**STATED EXERCISE**
Repeat the material exactly as it appears.

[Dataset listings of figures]

** begin **

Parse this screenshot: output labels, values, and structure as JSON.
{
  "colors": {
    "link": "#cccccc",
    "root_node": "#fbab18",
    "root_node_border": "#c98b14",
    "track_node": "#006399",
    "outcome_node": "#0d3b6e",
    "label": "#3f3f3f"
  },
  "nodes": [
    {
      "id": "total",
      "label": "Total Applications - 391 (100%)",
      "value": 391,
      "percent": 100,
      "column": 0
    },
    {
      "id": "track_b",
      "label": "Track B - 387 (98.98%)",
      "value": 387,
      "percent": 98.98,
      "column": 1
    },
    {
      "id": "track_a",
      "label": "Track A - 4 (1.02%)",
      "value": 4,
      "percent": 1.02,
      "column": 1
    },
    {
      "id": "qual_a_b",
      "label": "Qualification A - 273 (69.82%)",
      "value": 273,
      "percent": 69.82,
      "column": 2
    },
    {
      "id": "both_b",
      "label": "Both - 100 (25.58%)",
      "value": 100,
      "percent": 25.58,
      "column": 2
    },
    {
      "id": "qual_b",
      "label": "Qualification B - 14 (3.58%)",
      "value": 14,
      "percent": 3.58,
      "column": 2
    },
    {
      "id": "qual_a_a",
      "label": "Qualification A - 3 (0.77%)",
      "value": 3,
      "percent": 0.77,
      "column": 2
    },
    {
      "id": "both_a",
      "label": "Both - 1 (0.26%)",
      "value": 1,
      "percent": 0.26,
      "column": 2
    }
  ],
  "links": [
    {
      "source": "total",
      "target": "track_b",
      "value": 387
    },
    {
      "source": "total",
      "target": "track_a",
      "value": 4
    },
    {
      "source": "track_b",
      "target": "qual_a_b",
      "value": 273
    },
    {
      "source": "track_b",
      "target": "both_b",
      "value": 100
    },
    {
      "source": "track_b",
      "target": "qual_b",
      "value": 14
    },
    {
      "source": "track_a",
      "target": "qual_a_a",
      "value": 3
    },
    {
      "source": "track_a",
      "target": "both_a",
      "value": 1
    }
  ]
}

** end **

**OUTPUT OF THE EXERCISE**
Parse this screenshot: output labels, values, and structure as JSON.
{
  "colors": {
    "link": "#cccccc",
    "root_node": "#fbab18",
    "root_node_border": "#c98b14",
    "track_node": "#006399",
    "outcome_node": "#0d3b6e",
    "label": "#3f3f3f"
  },
  "nodes": [
    {
      "id": "total",
      "label": "Total Applications - 391 (100%)",
      "value": 391,
      "percent": 100,
      "column": 0
    },
    {
      "id": "track_b",
      "label": "Track B - 387 (98.98%)",
      "value": 387,
      "percent": 98.98,
      "column": 1
    },
    {
      "id": "track_a",
      "label": "Track A - 4 (1.02%)",
      "value": 4,
      "percent": 1.02,
      "column": 1
    },
    {
      "id": "qual_a_b",
      "label": "Qualification A - 273 (69.82%)",
      "value": 273,
      "percent": 69.82,
      "column": 2
    },
    {
      "id": "both_b",
      "label": "Both - 100 (25.58%)",
      "value": 100,
      "percent": 25.58,
      "column": 2
    },
    {
      "id": "qual_b",
      "label": "Qualification B - 14 (3.58%)",
      "value": 14,
      "percent": 3.58,
      "column": 2
    },
    {
      "id": "qual_a_a",
      "label": "Qualification A - 3 (0.77%)",
      "value": 3,
      "percent": 0.77,
      "column": 2
    },
    {
      "id": "both_a",
      "label": "Both - 1 (0.26%)",
      "value": 1,
      "percent": 0.26,
      "column": 2
    }
  ],
  "links": [
    {
      "source": "total",
      "target": "track_b",
      "value": 387
    },
    {
      "source": "total",
      "target": "track_a",
      "value": 4
    },
    {
      "source": "track_b",
      "target": "qual_a_b",
      "value": 273
    },
    {
      "source": "track_b",
      "target": "both_b",
      "value": 100
    },
    {
      "source": "track_b",
      "target": "qual_b",
      "value": 14
    },
    {
      "source": "track_a",
      "target": "qual_a_a",
      "value": 3
    },
    {
      "source": "track_a",
      "target": "both_a",
      "value": 1
    }
  ]
}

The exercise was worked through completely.